Exercise description: Write out the entries below once more, exactly.

Stored records:

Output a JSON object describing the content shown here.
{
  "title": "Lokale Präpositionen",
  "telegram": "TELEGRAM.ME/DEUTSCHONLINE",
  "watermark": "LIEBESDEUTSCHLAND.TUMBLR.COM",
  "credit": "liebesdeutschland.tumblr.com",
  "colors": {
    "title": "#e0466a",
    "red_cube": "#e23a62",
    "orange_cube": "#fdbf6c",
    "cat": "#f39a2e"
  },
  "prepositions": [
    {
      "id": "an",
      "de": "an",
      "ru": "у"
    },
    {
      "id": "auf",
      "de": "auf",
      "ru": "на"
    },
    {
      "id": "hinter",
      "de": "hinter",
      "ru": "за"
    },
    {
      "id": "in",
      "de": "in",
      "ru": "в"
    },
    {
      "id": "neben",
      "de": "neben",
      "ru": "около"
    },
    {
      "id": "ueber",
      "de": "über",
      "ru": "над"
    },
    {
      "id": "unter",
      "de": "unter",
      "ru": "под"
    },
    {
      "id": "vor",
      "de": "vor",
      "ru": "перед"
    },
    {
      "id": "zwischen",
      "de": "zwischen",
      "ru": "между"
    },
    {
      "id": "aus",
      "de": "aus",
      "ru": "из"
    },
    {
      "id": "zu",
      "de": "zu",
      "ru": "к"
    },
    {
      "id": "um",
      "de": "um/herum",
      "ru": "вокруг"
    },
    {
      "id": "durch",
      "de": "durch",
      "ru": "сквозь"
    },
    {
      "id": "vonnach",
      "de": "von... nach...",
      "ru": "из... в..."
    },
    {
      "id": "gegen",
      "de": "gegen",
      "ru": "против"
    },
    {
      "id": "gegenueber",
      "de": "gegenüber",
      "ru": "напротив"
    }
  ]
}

Reply to the task:
Output a JSON object describing the content shown here.
{
  "title": "Lokale Präpositionen",
  "telegram": "TELEGRAM.ME/DEUTSCHONLINE",
  "watermark": "LIEBESDEUTSCHLAND.TUMBLR.COM",
  "credit": "liebesdeutschland.tumblr.com",
  "colors": {
    "title": "#e0466a",
    "red_cube": "#e23a62",
    "orange_cube": "#fdbf6c",
    "cat": "#f39a2e"
  },
  "prepositions": [
    {
      "id": "an",
      "de": "an",
      "ru": "у"
    },
    {
      "id": "auf",
      "de": "auf",
      "ru": "на"
    },
    {
      "id": "hinter",
      "de": "hinter",
      "ru": "за"
    },
    {
      "id": "in",
      "de": "in",
      "ru": "в"
    },
    {
      "id": "neben",
      "de": "neben",
      "ru": "около"
    },
    {
      "id": "ueber",
      "de": "über",
      "ru": "над"
    },
    {
      "id": "unter",
      "de": "unter",
      "ru": "под"
    },
    {
      "id": "vor",
      "de": "vor",
      "ru": "перед"
    },
    {
      "id": "zwischen",
      "de": "zwischen",
      "ru": "между"
    },
    {
      "id": "aus",
      "de": "aus",
      "ru": "из"
    },
    {
      "id": "zu",
      "de": "zu",
      "ru": "к"
    },
    {
      "id": "um",
      "de": "um/herum",
      "ru": "вокруг"
    },
    {
      "id": "durch",
      "de": "durch",
      "ru": "сквозь"
    },
    {
      "id": "vonnach",
      "de": "von... nach...",
      "ru": "из... в..."
    },
    {
      "id": "gegen",
      "de": "gegen",
      "ru": "против"
    },
    {
      "id": "gegenueber",
      "de": "gegenüber",
      "ru": "напротив"
    }
  ]
}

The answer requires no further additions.